### TEXT ###
The key to the good performance enjoyed by Elpida Memory and Toshiba has been a major improvement in cost competitiveness (Fig 1). Both firms achieve high profits by manufacturing product at the lowest possible cost, and are successfully investing profits back to create a healthy cycle. Improved cost competitiveness means that even if product prices drop considerably, they will still produce a profit. Toshiba, for example, didn't start to tremble when the bottom fell out of the NAND Flash memory market. As Fumio Muraoka, representative executive officer of the firm explained, "The per-bit price of NAND Flash memory fell by about 50% in the 6-month period from April to September 2006. We had originally expected a 40% to 50% price drop over the year from April 2006 through March 2007, but the pace was far beyond our expectations." Even so, the firm generated adequate profit.

Volume Cuts Costs
The method these firms used to improve their cost competitiveness is clear: volume production to slash manufacturing costs. At the same time, they adopted new technologies such as finer geometry and multi-value recording in advance of their competitors to further lower costs. In short, their strategy was to leverage technology through volume.
### RAW RECORDS ###
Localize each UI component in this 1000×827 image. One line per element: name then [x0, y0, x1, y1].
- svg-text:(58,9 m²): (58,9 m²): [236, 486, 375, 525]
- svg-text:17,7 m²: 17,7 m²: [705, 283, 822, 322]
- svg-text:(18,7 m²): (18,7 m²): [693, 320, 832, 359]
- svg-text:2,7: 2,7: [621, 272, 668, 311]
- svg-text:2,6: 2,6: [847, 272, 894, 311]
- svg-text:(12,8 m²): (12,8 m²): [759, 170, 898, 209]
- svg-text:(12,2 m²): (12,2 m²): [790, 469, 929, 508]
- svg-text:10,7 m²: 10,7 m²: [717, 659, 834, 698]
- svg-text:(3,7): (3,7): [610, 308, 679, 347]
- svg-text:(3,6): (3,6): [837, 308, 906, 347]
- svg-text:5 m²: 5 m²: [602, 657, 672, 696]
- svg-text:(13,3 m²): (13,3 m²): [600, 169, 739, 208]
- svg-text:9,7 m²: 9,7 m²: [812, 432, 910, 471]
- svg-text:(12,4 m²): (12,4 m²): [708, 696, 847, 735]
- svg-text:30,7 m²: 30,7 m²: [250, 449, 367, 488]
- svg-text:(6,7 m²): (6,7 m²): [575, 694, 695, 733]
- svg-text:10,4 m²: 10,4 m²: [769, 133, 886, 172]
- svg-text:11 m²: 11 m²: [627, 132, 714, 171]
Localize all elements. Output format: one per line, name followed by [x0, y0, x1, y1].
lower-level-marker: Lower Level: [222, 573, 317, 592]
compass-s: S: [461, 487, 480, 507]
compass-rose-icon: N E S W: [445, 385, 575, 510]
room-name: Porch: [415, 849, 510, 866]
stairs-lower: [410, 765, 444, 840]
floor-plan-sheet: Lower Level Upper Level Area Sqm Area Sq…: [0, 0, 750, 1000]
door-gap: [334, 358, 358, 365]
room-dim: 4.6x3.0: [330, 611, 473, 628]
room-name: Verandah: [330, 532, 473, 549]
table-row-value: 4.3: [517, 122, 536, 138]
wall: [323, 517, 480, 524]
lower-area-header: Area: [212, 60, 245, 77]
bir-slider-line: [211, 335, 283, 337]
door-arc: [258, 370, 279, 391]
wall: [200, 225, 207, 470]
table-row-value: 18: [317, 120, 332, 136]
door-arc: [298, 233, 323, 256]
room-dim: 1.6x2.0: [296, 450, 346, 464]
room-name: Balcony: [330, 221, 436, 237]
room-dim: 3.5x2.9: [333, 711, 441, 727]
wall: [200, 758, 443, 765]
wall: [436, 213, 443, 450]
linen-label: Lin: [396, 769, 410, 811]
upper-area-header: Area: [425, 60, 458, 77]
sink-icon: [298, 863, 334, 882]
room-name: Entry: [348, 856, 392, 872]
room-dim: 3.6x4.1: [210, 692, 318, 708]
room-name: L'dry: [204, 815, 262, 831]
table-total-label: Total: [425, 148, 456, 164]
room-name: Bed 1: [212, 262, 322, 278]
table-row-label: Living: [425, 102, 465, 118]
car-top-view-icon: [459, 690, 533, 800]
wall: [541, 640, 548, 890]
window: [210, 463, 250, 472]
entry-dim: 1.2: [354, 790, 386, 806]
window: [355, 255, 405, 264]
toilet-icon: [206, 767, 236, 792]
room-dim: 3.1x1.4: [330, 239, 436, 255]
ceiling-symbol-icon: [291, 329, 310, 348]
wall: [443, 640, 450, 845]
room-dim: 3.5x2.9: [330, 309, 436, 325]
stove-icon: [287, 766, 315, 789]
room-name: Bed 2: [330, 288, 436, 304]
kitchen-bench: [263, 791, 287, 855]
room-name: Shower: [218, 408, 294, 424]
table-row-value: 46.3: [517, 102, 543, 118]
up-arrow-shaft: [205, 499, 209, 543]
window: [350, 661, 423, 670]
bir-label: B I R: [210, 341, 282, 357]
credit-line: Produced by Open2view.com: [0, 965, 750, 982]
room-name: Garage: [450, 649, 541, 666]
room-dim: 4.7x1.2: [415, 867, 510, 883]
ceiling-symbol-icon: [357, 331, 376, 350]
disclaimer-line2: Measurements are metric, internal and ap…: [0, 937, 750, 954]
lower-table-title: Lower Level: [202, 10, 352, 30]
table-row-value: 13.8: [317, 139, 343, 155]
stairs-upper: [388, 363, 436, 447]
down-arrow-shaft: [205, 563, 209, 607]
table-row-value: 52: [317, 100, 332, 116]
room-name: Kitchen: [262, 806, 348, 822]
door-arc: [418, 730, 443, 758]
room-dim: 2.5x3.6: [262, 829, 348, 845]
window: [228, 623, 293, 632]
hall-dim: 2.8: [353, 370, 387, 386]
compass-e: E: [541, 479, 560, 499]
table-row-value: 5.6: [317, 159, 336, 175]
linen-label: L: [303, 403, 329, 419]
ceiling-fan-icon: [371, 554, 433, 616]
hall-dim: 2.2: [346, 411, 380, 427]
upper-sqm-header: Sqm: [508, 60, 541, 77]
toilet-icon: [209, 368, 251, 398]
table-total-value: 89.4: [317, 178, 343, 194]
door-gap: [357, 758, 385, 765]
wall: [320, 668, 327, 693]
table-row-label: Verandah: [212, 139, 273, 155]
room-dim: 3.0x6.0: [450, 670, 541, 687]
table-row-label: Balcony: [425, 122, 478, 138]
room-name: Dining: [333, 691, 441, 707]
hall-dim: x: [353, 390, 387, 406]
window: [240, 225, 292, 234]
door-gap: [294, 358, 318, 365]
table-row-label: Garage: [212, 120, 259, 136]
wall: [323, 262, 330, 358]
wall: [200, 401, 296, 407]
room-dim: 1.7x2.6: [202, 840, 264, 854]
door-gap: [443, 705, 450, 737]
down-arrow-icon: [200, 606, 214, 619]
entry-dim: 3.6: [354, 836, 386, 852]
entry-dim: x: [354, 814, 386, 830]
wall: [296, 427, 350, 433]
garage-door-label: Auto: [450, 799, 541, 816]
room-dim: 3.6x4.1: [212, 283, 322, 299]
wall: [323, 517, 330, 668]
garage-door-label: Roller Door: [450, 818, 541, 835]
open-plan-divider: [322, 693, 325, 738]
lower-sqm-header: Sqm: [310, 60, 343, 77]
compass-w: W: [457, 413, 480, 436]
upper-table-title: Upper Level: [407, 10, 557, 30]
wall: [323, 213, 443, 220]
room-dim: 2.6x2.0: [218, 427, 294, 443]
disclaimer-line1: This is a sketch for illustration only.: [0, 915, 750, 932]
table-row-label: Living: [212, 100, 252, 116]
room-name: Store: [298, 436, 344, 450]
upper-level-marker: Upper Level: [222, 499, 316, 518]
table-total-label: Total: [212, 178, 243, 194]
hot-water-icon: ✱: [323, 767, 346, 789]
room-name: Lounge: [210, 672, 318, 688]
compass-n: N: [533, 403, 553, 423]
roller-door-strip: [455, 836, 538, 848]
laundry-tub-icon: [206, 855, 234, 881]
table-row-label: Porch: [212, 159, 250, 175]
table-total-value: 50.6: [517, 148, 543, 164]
###
> [CHALLENGES]
**a.** From the text on memory chip costs, reproduce word for word the passage starting at "The key to the" and ending at "generated adequate profit.".
**b.** Which calendar months are named in the text on memory chip costs? List each one once.
**c.** According to the text on memory chip costs, what is Fumio Muraoka's title?

> [TASK-BY-TASK SOLUTIONS]
**a.**
The key to the good performance enjoyed by Elpida Memory and Toshiba has been a major improvement in cost competitiveness (Fig 1). Both firms achieve high profits by manufacturing product at the lowest possible cost, and are successfully investing profits back to create a healthy cycle. Improved cost competitiveness means that even if product prices drop considerably, they will still produce a profit. Toshiba, for example, didn't start to tremble when the bottom fell out of the NAND Flash memory market. As Fumio Muraoka, representative executive officer of the firm explained, "The per-bit price of NAND Flash memory fell by about 50% in the 6-month period from April to September 2006. We had originally expected a 40% to 50% price drop over the year from April 2006 through March 2007, but the pace was far beyond our expectations." Even so, the firm generated adequate profit.

**b.**
April
September
March

**c.** Representative executive officer of Toshiba.